---- Items

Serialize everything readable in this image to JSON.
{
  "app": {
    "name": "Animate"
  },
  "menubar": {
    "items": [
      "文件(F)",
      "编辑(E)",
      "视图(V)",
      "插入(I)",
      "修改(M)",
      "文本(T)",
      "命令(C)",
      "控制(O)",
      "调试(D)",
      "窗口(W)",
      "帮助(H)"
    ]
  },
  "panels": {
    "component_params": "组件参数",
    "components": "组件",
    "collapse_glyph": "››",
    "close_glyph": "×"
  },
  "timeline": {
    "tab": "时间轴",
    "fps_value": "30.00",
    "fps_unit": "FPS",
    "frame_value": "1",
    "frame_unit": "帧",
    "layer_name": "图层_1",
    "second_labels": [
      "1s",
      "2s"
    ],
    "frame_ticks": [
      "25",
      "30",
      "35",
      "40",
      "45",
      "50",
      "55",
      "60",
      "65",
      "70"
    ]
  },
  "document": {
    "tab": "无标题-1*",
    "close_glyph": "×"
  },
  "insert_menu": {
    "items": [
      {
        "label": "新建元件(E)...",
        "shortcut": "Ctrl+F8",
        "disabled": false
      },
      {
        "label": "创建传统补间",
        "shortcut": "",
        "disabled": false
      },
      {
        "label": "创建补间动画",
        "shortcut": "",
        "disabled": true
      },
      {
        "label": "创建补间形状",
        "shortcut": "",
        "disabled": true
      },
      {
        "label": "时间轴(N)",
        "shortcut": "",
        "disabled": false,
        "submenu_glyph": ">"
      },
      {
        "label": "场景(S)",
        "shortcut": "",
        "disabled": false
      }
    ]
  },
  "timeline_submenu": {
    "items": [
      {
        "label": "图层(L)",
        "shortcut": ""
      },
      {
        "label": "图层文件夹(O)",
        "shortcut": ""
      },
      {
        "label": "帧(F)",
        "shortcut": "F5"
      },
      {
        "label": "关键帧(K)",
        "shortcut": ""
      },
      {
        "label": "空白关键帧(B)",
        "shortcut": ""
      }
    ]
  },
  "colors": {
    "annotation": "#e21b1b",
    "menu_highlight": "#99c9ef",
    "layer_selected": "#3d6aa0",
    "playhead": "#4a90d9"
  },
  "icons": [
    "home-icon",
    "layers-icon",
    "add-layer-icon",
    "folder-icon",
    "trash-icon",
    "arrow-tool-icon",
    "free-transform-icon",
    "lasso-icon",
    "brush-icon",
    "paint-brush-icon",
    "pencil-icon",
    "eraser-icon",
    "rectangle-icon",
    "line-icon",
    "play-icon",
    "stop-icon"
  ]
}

--------

◆ What to produce: Reproduce the listing shown above in its entirety, exactly.

◆ Response:
Serialize everything readable in this image to JSON.
{
  "app": {
    "name": "Animate"
  },
  "menubar": {
    "items": [
      "文件(F)",
      "编辑(E)",
      "视图(V)",
      "插入(I)",
      "修改(M)",
      "文本(T)",
      "命令(C)",
      "控制(O)",
      "调试(D)",
      "窗口(W)",
      "帮助(H)"
    ]
  },
  "panels": {
    "component_params": "组件参数",
    "components": "组件",
    "collapse_glyph": "››",
    "close_glyph": "×"
  },
  "timeline": {
    "tab": "时间轴",
    "fps_value": "30.00",
    "fps_unit": "FPS",
    "frame_value": "1",
    "frame_unit": "帧",
    "layer_name": "图层_1",
    "second_labels": [
      "1s",
      "2s"
    ],
    "frame_ticks": [
      "25",
      "30",
      "35",
      "40",
      "45",
      "50",
      "55",
      "60",
      "65",
      "70"
    ]
  },
  "document": {
    "tab": "无标题-1*",
    "close_glyph": "×"
  },
  "insert_menu": {
    "items": [
      {
        "label": "新建元件(E)...",
        "shortcut": "Ctrl+F8",
        "disabled": false
      },
      {
        "label": "创建传统补间",
        "shortcut": "",
        "disabled": false
      },
      {
        "label": "创建补间动画",
        "shortcut": "",
        "disabled": true
      },
      {
        "label": "创建补间形状",
        "shortcut": "",
        "disabled": true
      },
      {
        "label": "时间轴(N)",
        "shortcut": "",
        "disabled": false,
        "submenu_glyph": ">"
      },
      {
        "label": "场景(S)",
        "shortcut": "",
        "disabled": false
      }
    ]
  },
  "timeline_submenu": {
    "items": [
      {
        "label": "图层(L)",
        "shortcut": ""
      },
      {
        "label": "图层文件夹(O)",
        "shortcut": ""
      },
      {
        "label": "帧(F)",
        "shortcut": "F5"
      },
      {
        "label": "关键帧(K)",
        "shortcut": ""
      },
      {
        "label": "空白关键帧(B)",
        "shortcut": ""
      }
    ]
  },
  "colors": {
    "annotation": "#e21b1b",
    "menu_highlight": "#99c9ef",
    "layer_selected": "#3d6aa0",
    "playhead": "#4a90d9"
  },
  "icons": [
    "home-icon",
    "layers-icon",
    "add-layer-icon",
    "folder-icon",
    "trash-icon",
    "arrow-tool-icon",
    "free-transform-icon",
    "lasso-icon",
    "brush-icon",
    "paint-brush-icon",
    "pencil-icon",
    "eraser-icon",
    "rectangle-icon",
    "line-icon",
    "play-icon",
    "stop-icon"
  ]
}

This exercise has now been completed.